GOAL 1
In the passage on direct reclaim:
(a) What is it called when an allocation request is diverted into cleanup activity?
(b) What kind of I/O does direct reclaim tend to create?
(c) Who has been working on the reclaim problem for a few months?
GOAL 2
Reproduce word for word the part of the passage on direct reclaim starting with "Direct reclaim normally" and going on through "system's I/O performance.".

Back in April, LWN looked at a
specific writeback problem: quite a bit of writeback activity was
happening in direct reclaim. Normally, memory pages are reclaimed (made
available for new uses, with data written back, if necessary) in the
background; when all goes well, there will always be a list of free pages
available when memory is needed. If, however, a memory allocation request
cannot be satisfied
from the free list, the kernel may try to reclaim pages directly in the
context of the process performing the allocation. Diverting an allocation
request into this kind of cleanup activity is called "direct reclaim."
Direct reclaim normally
works, and it is a good way to throttle memory-hungry processes, but it
also suffers from a couple of significant problems. One of those is stack
overflows; direct reclaim can happen from almost anywhere in the kernel, so
it may be that the kernel stack is already mostly used before the reclaim process even
starts. But if reclaim involves writing file pages back, it can be just
the beginning of a long call chain in its own right, leading to the
overflow of the kernel stack. Beyond that, direct reclaim, which reclaims
pages wherever it can find them, tends to create
seek-intensive I/O, hurting the whole system's I/O performance.
Both of these problems have been seen on production systems. In response,
a number of filesystems have been changed so that they simply ignore
writeback requests which come from the direct reclaim code. That makes the
problem go away, but it is a kind of papering-over that pleases nobody; it
also arguably increases the risk that the system could go into the dreaded
out-of-memory state.
Mel Gorman has been working on the reclaim problem, on and off, for a few
months now. His latest patch
set will, with luck, improve the situation. The actual changes made
are relatively small, but they apparently tweak things in the right
direction.

DATA EXCERPTS
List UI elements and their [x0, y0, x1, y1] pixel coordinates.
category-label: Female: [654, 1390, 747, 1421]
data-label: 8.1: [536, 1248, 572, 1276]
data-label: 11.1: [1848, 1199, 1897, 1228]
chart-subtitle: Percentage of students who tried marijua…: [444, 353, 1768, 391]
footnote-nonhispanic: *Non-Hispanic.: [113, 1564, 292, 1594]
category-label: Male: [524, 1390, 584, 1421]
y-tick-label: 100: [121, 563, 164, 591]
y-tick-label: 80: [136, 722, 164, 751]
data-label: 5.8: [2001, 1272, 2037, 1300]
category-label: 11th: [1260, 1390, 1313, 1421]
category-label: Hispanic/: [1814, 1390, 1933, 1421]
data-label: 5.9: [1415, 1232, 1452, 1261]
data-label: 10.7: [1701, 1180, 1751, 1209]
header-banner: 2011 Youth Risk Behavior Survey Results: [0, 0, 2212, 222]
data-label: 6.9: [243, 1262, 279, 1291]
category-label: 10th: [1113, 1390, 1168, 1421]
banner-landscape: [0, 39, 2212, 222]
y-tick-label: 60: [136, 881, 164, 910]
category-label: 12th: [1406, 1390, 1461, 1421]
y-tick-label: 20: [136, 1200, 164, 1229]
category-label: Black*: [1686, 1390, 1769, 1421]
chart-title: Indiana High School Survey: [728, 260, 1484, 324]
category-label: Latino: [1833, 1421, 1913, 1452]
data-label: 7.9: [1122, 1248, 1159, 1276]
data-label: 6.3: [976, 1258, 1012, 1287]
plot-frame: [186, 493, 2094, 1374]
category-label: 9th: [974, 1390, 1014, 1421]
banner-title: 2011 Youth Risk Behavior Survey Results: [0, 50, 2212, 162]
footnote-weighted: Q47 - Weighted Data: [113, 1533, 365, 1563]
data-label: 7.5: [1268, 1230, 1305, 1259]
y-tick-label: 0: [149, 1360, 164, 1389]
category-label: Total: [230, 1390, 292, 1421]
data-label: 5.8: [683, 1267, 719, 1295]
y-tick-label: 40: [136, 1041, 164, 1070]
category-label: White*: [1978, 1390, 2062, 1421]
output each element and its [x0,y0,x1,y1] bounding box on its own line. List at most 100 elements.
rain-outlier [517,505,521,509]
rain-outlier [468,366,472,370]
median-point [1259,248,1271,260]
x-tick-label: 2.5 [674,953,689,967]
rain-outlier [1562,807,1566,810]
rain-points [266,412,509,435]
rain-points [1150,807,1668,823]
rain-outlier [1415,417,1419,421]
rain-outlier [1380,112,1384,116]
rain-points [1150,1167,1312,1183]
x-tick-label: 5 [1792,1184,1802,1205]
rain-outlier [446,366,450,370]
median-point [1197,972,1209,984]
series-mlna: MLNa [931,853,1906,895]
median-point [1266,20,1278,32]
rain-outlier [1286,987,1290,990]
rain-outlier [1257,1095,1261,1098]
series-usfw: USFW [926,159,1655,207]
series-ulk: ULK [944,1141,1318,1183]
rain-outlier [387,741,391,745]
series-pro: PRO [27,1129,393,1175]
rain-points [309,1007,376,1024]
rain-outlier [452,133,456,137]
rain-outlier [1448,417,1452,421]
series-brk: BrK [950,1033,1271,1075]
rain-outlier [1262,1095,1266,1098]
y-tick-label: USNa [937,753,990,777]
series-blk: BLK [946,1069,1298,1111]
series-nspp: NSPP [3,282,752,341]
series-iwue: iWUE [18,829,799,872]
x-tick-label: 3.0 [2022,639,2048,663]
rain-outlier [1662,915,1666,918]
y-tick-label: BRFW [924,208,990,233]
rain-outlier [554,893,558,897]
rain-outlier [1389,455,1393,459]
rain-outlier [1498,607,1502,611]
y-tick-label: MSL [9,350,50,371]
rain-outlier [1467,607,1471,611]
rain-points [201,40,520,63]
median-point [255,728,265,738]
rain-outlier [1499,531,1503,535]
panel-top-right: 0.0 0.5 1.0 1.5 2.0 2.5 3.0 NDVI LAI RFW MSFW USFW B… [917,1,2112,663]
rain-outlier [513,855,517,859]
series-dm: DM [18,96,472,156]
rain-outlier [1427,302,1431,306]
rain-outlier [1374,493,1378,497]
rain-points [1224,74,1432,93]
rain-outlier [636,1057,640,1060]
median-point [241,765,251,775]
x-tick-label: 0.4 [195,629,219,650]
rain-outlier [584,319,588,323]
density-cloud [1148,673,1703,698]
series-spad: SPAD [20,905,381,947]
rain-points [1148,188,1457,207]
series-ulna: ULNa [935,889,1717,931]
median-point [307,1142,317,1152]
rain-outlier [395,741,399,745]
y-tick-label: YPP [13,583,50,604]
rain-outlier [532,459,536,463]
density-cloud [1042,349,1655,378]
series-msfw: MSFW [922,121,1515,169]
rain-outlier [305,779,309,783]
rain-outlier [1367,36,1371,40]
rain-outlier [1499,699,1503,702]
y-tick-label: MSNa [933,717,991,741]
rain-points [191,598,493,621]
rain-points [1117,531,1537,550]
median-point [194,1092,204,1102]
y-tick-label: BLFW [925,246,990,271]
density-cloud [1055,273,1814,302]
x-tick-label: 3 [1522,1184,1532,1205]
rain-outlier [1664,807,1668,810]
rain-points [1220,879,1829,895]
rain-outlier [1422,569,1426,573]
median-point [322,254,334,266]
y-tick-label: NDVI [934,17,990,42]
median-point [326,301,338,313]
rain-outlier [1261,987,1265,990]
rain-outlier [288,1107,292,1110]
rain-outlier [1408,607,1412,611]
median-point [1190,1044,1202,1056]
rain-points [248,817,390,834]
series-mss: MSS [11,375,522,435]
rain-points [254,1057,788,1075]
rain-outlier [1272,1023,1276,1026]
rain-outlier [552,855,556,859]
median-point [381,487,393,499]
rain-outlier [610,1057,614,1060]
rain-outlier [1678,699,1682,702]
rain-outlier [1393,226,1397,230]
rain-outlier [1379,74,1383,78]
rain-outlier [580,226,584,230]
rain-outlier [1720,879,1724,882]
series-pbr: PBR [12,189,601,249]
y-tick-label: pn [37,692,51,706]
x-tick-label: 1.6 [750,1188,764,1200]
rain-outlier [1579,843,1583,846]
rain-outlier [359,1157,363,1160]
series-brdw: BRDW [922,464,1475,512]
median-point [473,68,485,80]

EXERCISE OUTPUT 1
(a) Direct reclaim
(b) Seek-intensive I/O
(c) Mel Gorman

EXERCISE OUTPUT 2
Direct reclaim normally
works, and it is a good way to throttle memory-hungry processes, but it
also suffers from a couple of significant problems. One of those is stack
overflows; direct reclaim can happen from almost anywhere in the kernel, so
it may be that the kernel stack is already mostly used before the reclaim process even
starts. But if reclaim involves writing file pages back, it can be just
the beginning of a long call chain in its own right, leading to the
overflow of the kernel stack. Beyond that, direct reclaim, which reclaims
pages wherever it can find them, tends to create
seek-intensive I/O, hurting the whole system's I/O performance.